start DATASET ENTRIES

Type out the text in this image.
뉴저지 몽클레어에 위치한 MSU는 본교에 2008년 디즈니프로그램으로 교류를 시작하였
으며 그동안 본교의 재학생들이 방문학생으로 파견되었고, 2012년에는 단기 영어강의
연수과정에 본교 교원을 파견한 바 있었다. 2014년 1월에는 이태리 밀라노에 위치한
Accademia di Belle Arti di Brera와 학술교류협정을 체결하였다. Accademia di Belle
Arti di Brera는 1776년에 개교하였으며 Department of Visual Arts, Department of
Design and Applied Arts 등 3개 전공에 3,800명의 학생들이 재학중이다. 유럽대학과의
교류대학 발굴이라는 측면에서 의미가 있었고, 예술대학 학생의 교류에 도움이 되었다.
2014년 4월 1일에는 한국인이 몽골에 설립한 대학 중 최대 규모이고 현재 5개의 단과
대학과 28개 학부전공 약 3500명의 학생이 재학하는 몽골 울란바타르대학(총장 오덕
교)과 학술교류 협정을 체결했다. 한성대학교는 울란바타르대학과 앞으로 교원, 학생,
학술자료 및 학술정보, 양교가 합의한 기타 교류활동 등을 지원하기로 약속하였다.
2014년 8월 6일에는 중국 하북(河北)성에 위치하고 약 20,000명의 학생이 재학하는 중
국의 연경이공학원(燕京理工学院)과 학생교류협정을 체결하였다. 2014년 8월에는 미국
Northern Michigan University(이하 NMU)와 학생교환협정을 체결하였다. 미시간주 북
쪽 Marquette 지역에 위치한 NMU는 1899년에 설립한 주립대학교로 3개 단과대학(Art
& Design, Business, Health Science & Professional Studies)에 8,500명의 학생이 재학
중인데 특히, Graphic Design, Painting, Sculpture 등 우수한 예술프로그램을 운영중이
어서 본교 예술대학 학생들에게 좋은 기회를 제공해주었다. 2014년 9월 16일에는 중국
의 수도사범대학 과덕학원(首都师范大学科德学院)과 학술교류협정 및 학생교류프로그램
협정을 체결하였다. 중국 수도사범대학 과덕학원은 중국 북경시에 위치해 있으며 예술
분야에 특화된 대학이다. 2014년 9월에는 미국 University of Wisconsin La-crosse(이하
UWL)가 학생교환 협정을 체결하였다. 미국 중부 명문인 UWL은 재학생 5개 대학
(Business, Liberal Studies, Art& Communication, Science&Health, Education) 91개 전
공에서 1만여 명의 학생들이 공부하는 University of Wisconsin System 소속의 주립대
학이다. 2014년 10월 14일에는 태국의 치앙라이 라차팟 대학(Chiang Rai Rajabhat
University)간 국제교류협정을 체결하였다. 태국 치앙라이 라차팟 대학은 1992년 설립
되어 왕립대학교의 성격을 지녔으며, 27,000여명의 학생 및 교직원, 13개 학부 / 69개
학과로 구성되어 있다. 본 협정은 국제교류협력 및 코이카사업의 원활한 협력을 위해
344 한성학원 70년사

end DATASET ENTRIES

◆ WHAT THE EXERCISE ASKS ◆
Return every record, word for word.

◆ OUTPUT OF THE EXERCISE ◆
Type out the text in this image.
뉴저지 몽클레어에 위치한 MSU는 본교에 2008년 디즈니프로그램으로 교류를 시작하였
으며 그동안 본교의 재학생들이 방문학생으로 파견되었고, 2012년에는 단기 영어강의
연수과정에 본교 교원을 파견한 바 있었다. 2014년 1월에는 이태리 밀라노에 위치한
Accademia di Belle Arti di Brera와 학술교류협정을 체결하였다. Accademia di Belle
Arti di Brera는 1776년에 개교하였으며 Department of Visual Arts, Department of
Design and Applied Arts 등 3개 전공에 3,800명의 학생들이 재학중이다. 유럽대학과의
교류대학 발굴이라는 측면에서 의미가 있었고, 예술대학 학생의 교류에 도움이 되었다.
2014년 4월 1일에는 한국인이 몽골에 설립한 대학 중 최대 규모이고 현재 5개의 단과
대학과 28개 학부전공 약 3500명의 학생이 재학하는 몽골 울란바타르대학(총장 오덕
교)과 학술교류 협정을 체결했다. 한성대학교는 울란바타르대학과 앞으로 교원, 학생,
학술자료 및 학술정보, 양교가 합의한 기타 교류활동 등을 지원하기로 약속하였다.
2014년 8월 6일에는 중국 하북(河北)성에 위치하고 약 20,000명의 학생이 재학하는 중
국의 연경이공학원(燕京理工学院)과 학생교류협정을 체결하였다. 2014년 8월에는 미국
Northern Michigan University(이하 NMU)와 학생교환협정을 체결하였다. 미시간주 북
쪽 Marquette 지역에 위치한 NMU는 1899년에 설립한 주립대학교로 3개 단과대학(Art
& Design, Business, Health Science & Professional Studies)에 8,500명의 학생이 재학
중인데 특히, Graphic Design, Painting, Sculpture 등 우수한 예술프로그램을 운영중이
어서 본교 예술대학 학생들에게 좋은 기회를 제공해주었다. 2014년 9월 16일에는 중국
의 수도사범대학 과덕학원(首都师范大学科德学院)과 학술교류협정 및 학생교류프로그램
협정을 체결하였다. 중국 수도사범대학 과덕학원은 중국 북경시에 위치해 있으며 예술
분야에 특화된 대학이다. 2014년 9월에는 미국 University of Wisconsin La-crosse(이하
UWL)가 학생교환 협정을 체결하였다. 미국 중부 명문인 UWL은 재학생 5개 대학
(Business, Liberal Studies, Art& Communication, Science&Health, Education) 91개 전
공에서 1만여 명의 학생들이 공부하는 University of Wisconsin System 소속의 주립대
학이다. 2014년 10월 14일에는 태국의 치앙라이 라차팟 대학(Chiang Rai Rajabhat
University)간 국제교류협정을 체결하였다. 태국 치앙라이 라차팟 대학은 1992년 설립
되어 왕립대학교의 성격을 지녔으며, 27,000여명의 학생 및 교직원, 13개 학부 / 69개
학과로 구성되어 있다. 본 협정은 국제교류협력 및 코이카사업의 원활한 협력을 위해
344 한성학원 70년사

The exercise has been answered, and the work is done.